RECORDS PROVIDED -
★ ★ ★ ★ ★

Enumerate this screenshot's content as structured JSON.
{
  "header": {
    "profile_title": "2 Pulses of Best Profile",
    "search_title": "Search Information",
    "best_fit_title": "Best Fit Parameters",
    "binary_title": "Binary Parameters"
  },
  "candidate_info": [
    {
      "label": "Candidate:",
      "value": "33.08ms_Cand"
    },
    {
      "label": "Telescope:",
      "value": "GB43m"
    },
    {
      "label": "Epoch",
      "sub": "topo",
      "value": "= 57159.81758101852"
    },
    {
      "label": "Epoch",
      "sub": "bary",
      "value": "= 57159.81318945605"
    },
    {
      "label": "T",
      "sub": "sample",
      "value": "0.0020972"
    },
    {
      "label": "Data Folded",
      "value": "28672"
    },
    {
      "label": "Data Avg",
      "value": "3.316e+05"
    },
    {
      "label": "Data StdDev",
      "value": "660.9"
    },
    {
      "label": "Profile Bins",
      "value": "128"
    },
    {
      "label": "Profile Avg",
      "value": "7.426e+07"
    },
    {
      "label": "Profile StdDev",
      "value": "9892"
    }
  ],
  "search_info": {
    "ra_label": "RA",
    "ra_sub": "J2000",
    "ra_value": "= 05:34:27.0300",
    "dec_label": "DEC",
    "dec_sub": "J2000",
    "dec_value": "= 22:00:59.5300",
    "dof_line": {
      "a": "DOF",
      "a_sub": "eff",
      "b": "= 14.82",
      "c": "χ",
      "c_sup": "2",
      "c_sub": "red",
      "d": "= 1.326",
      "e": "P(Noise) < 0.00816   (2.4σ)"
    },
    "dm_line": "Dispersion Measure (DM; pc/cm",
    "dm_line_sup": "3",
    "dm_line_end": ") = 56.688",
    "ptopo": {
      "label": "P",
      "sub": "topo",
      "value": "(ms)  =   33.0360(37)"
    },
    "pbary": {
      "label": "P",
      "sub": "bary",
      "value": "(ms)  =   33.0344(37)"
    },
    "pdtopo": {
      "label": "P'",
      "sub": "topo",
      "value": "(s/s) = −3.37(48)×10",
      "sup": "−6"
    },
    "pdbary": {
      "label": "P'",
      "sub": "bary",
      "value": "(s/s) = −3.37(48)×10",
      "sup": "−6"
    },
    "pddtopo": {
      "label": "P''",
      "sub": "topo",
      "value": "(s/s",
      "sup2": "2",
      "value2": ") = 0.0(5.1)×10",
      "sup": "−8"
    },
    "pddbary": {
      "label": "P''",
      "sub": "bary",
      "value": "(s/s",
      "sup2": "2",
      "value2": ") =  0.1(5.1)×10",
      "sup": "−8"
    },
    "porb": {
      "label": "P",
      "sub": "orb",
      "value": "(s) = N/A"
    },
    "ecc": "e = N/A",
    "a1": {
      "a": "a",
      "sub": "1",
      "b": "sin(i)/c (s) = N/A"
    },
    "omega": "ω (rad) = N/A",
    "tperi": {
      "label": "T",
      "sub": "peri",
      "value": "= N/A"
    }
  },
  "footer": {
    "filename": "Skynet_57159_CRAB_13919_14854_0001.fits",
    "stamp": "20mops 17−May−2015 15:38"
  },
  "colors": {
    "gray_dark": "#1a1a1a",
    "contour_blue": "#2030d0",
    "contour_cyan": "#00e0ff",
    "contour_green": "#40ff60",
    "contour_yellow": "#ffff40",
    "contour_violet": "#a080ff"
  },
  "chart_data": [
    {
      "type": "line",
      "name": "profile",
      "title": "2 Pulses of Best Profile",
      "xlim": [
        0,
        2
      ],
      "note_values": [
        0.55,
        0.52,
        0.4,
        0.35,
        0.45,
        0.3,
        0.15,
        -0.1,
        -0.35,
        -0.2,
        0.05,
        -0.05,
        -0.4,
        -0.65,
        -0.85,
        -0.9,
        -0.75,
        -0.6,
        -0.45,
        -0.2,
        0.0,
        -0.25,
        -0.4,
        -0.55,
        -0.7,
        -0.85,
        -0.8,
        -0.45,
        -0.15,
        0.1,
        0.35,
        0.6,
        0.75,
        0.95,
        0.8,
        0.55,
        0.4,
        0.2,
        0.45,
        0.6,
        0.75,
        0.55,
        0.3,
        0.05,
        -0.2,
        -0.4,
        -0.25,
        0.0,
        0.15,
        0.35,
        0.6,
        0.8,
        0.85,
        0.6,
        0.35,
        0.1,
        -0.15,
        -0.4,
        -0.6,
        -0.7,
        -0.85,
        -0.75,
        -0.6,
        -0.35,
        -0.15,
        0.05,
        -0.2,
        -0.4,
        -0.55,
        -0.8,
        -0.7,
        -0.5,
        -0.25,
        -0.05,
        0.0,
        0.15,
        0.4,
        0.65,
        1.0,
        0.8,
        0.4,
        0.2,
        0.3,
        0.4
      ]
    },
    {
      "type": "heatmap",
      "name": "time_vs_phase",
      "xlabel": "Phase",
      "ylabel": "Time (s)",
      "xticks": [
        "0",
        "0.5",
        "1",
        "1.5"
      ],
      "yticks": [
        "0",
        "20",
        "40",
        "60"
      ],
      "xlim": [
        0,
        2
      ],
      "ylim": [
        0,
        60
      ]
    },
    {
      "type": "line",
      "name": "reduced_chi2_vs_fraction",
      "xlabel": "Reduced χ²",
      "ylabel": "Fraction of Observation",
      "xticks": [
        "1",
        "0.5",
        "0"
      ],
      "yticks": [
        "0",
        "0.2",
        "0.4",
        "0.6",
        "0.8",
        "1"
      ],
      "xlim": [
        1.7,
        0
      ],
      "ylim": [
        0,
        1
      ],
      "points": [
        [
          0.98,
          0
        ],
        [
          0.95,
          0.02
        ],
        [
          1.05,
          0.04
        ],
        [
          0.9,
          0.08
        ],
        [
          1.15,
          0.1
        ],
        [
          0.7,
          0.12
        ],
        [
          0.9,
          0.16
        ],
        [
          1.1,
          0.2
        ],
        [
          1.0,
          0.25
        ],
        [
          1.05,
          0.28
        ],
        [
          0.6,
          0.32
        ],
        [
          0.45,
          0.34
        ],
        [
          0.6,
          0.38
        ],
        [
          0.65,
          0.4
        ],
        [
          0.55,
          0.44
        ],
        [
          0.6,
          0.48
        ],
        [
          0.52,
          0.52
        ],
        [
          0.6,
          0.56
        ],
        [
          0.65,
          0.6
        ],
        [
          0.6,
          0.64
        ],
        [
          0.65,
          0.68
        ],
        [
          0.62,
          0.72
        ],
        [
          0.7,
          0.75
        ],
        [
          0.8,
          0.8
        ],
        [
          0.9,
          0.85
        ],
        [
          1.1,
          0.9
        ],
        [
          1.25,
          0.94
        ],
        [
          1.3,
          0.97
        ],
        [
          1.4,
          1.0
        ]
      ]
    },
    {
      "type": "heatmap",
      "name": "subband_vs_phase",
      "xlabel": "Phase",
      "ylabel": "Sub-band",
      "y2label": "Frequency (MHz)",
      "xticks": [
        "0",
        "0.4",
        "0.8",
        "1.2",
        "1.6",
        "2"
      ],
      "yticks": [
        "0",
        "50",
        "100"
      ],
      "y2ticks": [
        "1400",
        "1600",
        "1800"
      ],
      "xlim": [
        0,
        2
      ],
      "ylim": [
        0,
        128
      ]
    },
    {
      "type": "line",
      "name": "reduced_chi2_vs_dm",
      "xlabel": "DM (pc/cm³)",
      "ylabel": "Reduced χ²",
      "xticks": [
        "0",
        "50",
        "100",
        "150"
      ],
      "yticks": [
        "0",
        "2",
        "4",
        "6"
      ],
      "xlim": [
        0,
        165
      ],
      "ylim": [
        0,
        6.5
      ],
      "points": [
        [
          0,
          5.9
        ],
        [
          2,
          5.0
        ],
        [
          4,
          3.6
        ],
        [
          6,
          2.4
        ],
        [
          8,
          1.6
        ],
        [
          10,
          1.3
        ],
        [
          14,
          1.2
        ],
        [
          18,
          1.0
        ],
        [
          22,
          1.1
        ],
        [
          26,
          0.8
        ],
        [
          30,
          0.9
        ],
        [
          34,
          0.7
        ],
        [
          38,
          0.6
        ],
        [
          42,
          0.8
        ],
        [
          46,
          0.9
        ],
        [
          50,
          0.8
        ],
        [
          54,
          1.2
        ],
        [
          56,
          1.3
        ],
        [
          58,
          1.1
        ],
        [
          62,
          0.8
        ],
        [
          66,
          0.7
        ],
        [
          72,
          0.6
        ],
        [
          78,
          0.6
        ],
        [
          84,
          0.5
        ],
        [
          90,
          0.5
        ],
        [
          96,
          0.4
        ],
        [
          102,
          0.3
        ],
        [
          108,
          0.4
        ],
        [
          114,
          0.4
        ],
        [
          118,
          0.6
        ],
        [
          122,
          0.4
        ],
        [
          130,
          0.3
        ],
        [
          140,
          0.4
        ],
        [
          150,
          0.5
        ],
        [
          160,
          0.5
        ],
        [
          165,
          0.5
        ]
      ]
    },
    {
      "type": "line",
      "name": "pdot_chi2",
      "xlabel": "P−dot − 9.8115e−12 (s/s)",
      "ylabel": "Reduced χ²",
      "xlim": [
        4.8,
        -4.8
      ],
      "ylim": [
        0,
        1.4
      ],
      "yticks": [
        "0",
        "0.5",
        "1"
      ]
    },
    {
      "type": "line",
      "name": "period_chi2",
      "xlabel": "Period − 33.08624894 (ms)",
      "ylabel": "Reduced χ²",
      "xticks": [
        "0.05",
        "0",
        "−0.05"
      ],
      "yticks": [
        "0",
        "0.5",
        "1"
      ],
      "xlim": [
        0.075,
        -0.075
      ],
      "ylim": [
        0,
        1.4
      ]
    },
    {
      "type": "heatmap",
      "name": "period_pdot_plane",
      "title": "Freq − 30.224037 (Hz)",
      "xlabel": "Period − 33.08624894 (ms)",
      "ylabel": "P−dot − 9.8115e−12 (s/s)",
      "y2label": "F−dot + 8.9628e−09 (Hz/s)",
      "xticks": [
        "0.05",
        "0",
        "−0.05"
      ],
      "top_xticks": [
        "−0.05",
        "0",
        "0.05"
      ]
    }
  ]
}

★ ★ ★ ★ ★

TASK DIRECTIONS -
Note every line above where the string "StdDev" shows up, and copy those lines.

RESULT -
      "label": "Data StdDev",
      "label": "Profile StdDev",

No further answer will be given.